### THE EXERCISE
Output every line of the items below as a JSON list of strings, one string per line, omitting blank lines and the picture markers.

### Element box records
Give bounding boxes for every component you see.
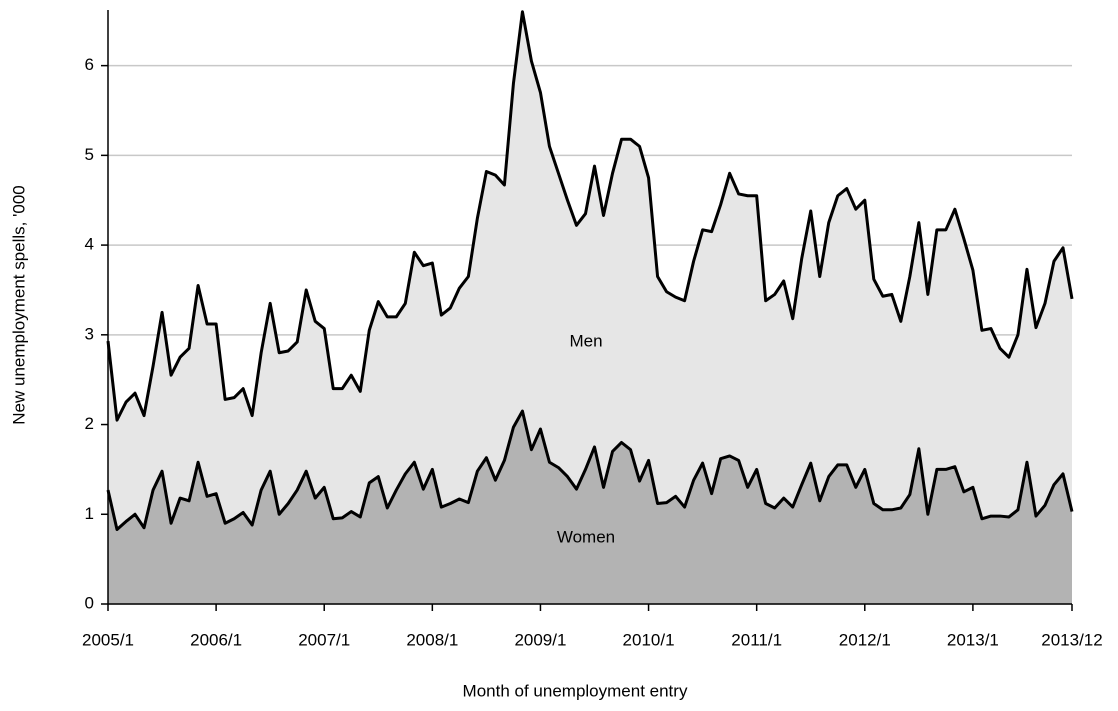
- x-tick-label: 2013/12: [1041, 630, 1102, 649]
- series-line: [106, 409, 1074, 532]
- area: [108, 11, 1072, 605]
- annotation: Men: [569, 331, 602, 350]
- x-tick-label: 2009/1: [514, 630, 566, 649]
- y-tick-label: 1: [85, 504, 94, 523]
- y-tick-label: 3: [85, 324, 94, 343]
- annotation: Women: [557, 527, 615, 546]
- x-tick-label: 2008/1: [406, 630, 458, 649]
- x-tick-label: 2013/1: [947, 630, 999, 649]
- y-tick-label: 0: [85, 593, 94, 612]
- x-tick-label: 2007/1: [298, 630, 350, 649]
- x-tick-label: 2010/1: [623, 630, 675, 649]
- x-tick-label: 2006/1: [190, 630, 242, 649]
- y-tick-label: 6: [85, 55, 94, 74]
- x-axis-title: Month of unemployment entry: [463, 681, 688, 700]
- y-tick-label: 4: [85, 235, 94, 254]
- y-axis-title: New unemployment spells, '000: [9, 185, 28, 424]
- x-tick-label: 2005/1: [82, 630, 134, 649]
- x-tick-label: 2011/1: [731, 630, 782, 649]
- x-tick-label: 2012/1: [839, 630, 891, 649]
- area: [108, 411, 1072, 604]
- series-line: [106, 10, 1074, 422]
- y-tick-label: 2: [85, 414, 94, 433]
- y-tick-label: 5: [85, 145, 94, 164]
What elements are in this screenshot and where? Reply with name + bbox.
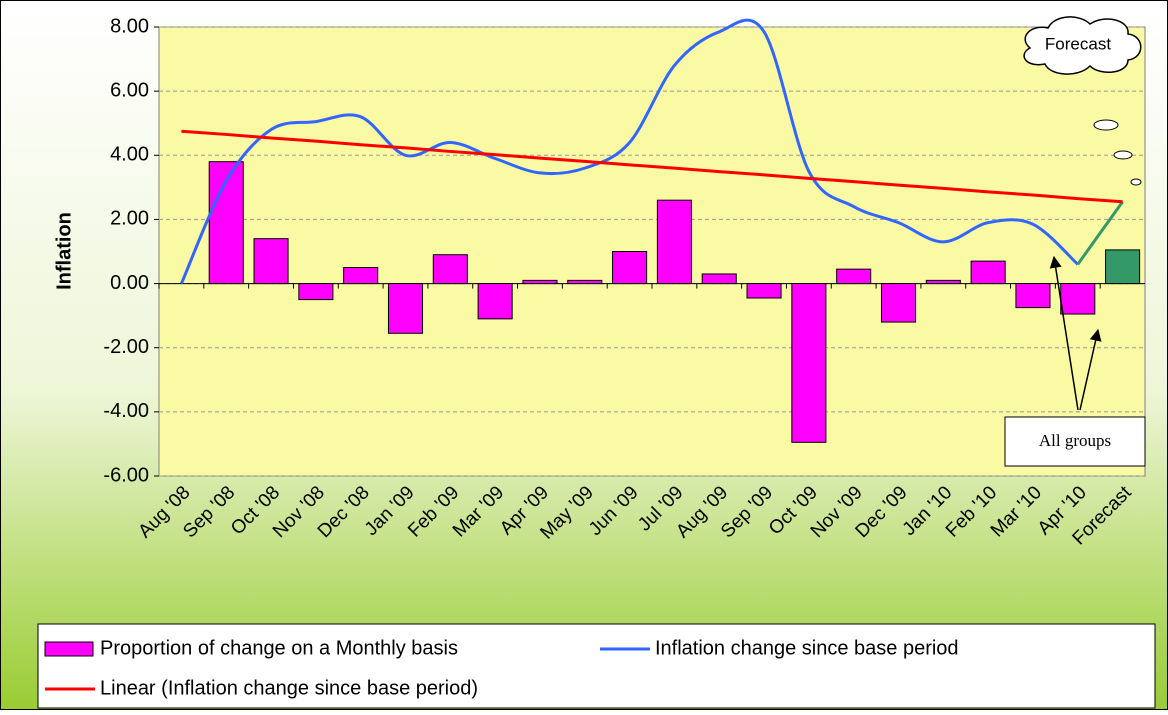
line <box>1076 200 1124 266</box>
annotation: Forecast <box>1045 34 1111 53</box>
bar <box>656 199 692 285</box>
bar <box>746 283 782 299</box>
bar <box>298 283 334 301</box>
annotation: All groups <box>1039 431 1111 450</box>
legend-label: Inflation change since base period <box>655 637 959 659</box>
arrow <box>1079 328 1102 411</box>
line <box>180 18 1079 285</box>
bar <box>970 260 1006 285</box>
y-tick-label: -2.00 <box>103 336 149 358</box>
bar <box>836 268 872 285</box>
bar <box>612 251 648 285</box>
bar <box>477 283 513 320</box>
bar <box>791 283 827 443</box>
bar <box>701 273 737 285</box>
bar <box>925 279 961 285</box>
y-tick-label: -6.00 <box>103 464 149 486</box>
bar <box>880 283 917 323</box>
bar <box>343 267 379 285</box>
bar <box>1060 283 1096 315</box>
bar <box>253 238 289 285</box>
y-tick-label: 6.00 <box>110 79 149 101</box>
plot-area <box>158 26 1146 477</box>
bar <box>387 283 424 334</box>
y-tick-label: 4.00 <box>110 144 149 166</box>
marks <box>180 18 1141 443</box>
grid <box>154 26 1145 477</box>
y-tick-label: 2.00 <box>110 208 149 230</box>
bar <box>567 279 603 285</box>
bar <box>522 279 558 285</box>
bar <box>1105 249 1141 285</box>
y-axis-label: Inflation <box>53 212 75 290</box>
bar <box>1015 283 1051 309</box>
y-tick-label: 0.00 <box>110 272 149 294</box>
legend <box>37 623 1156 709</box>
line <box>181 129 1123 204</box>
forecast-cloud <box>1023 16 1142 186</box>
arrow <box>1049 255 1079 411</box>
y-tick-label: -4.00 <box>103 400 149 422</box>
legend-items: Proportion of change on a Monthly basis I… <box>44 637 959 699</box>
legend-swatch <box>44 641 94 657</box>
bar <box>432 254 468 285</box>
legend-label: Proportion of change on a Monthly basis <box>100 637 458 659</box>
annotation-box <box>1004 416 1146 467</box>
y-tick-label: 8.00 <box>110 15 149 37</box>
legend-label: Linear (Inflation change since base peri… <box>100 677 478 699</box>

### EXPECTED OUTPUT
[
  "Give bounding boxes for every component you see.",
  "- x-tick-label: 2013/12: [1041, 630, 1102, 649]",
  "- series-line: [106, 409, 1074, 532]",
  "- area: [108, 11, 1072, 605]",
  "- annotation: Men: [569, 331, 602, 350]",
  "- x-tick-label: 2009/1: [514, 630, 566, 649]",
  "- y-tick-label: 1: [85, 504, 94, 523]",
  "- y-tick-label: 3: [85, 324, 94, 343]",
  "- annotation: Women: [557, 527, 615, 546]",
  "- x-tick-label: 2008/1: [406, 630, 458, 649]",
  "- x-tick-label: 2013/1: [947, 630, 999, 649]",
  "- y-tick-label: 0: [85, 593, 94, 612]",
  "- x-tick-label: 2007/1: [298, 630, 350, 649]",
  "- x-tick-label: 2010/1: [623, 630, 675, 649]",
  "- x-tick-label: 2006/1: [190, 630, 242, 649]",
  "- y-tick-label: 6: [85, 55, 94, 74]",
  "- x-axis-title: Month of unemployment entry: [463, 681, 688, 700]",
  "- y-tick-label: 4: [85, 235, 94, 254]",
  "- y-axis-title: New unemployment spells, '000: [9, 185, 28, 424]",
  "- x-tick-label: 2005/1: [82, 630, 134, 649]",
  "- x-tick-label: 2011/1: [731, 630, 782, 649]",
  "- x-tick-label: 2012/1: [839, 630, 891, 649]",
  "- area: [108, 411, 1072, 604]",
  "- series-line: [106, 10, 1074, 422]",
  "- y-tick-label: 2: [85, 414, 94, 433]",
  "- y-tick-label: 5: [85, 145, 94, 164]",
  "What elements are in this screenshot and where? Reply with name + bbox.",
  "line <box>1076 200 1124 266</box>",
  "annotation: Forecast <box>1045 34 1111 53</box>",
  "bar <box>656 199 692 285</box>",
  "bar <box>746 283 782 299</box>",
  "bar <box>298 283 334 301</box>",
  "annotation: All groups <box>1039 431 1111 450</box>",
  "legend-label: Inflation change since base period <box>655 637 959 659</box>",
  "arrow <box>1079 328 1102 411</box>",
  "line <box>180 18 1079 285</box>",
  "bar <box>970 260 1006 285</box>",
  "y-tick-label: -2.00 <box>103 336 149 358</box>",
  "bar <box>836 268 872 285</box>",
  "bar <box>612 251 648 285</box>",
  "bar <box>477 283 513 320</box>",
  "bar <box>791 283 827 443</box>",
  "bar <box>701 273 737 285</box>",
  "bar <box>925 279 961 285</box>",
  "y-tick-label: -6.00 <box>103 464 149 486</box>",
  "bar <box>880 283 917 323</box>",
  "bar <box>343 267 379 285</box>",
  "bar <box>1060 283 1096 315</box>",
  "bar <box>253 238 289 285</box>",
  "y-tick-label: 6.00 <box>110 79 149 101</box>",
  "plot-area <box>158 26 1146 477</box>",
  "bar <box>387 283 424 334</box>",
  "y-tick-label: 4.00 <box>110 144 149 166</box>",
  "marks <box>180 18 1141 443</box>",
  "grid <box>154 26 1145 477</box>",
  "y-tick-label: 2.00 <box>110 208 149 230</box>",
  "bar <box>567 279 603 285</box>",
  "bar <box>522 279 558 285</box>",
  "bar <box>1105 249 1141 285</box>",
  "y-axis-label: Inflation <box>53 212 75 290</box>",
  "bar <box>1015 283 1051 309</box>",
  "y-tick-label: 0.00 <box>110 272 149 294</box>",
  "legend <box>37 623 1156 709</box>",
  "line <box>181 129 1123 204</box>",
  "forecast-cloud <box>1023 16 1142 186</box>",
  "arrow <box>1049 255 1079 411</box>",
  "y-tick-label: -4.00 <box>103 400 149 422</box>",
  "legend-items: Proportion of change on a Monthly basis I… <box>44 637 959 699</box>",
  "legend-swatch <box>44 641 94 657</box>",
  "bar <box>432 254 468 285</box>",
  "legend-label: Proportion of change on a Monthly basis <box>100 637 458 659</box>",
  "annotation-box <box>1004 416 1146 467</box>",
  "y-tick-label: 8.00 <box>110 15 149 37</box>",
  "legend-label: Linear (Inflation change since base peri… <box>100 677 478 699</box>"
]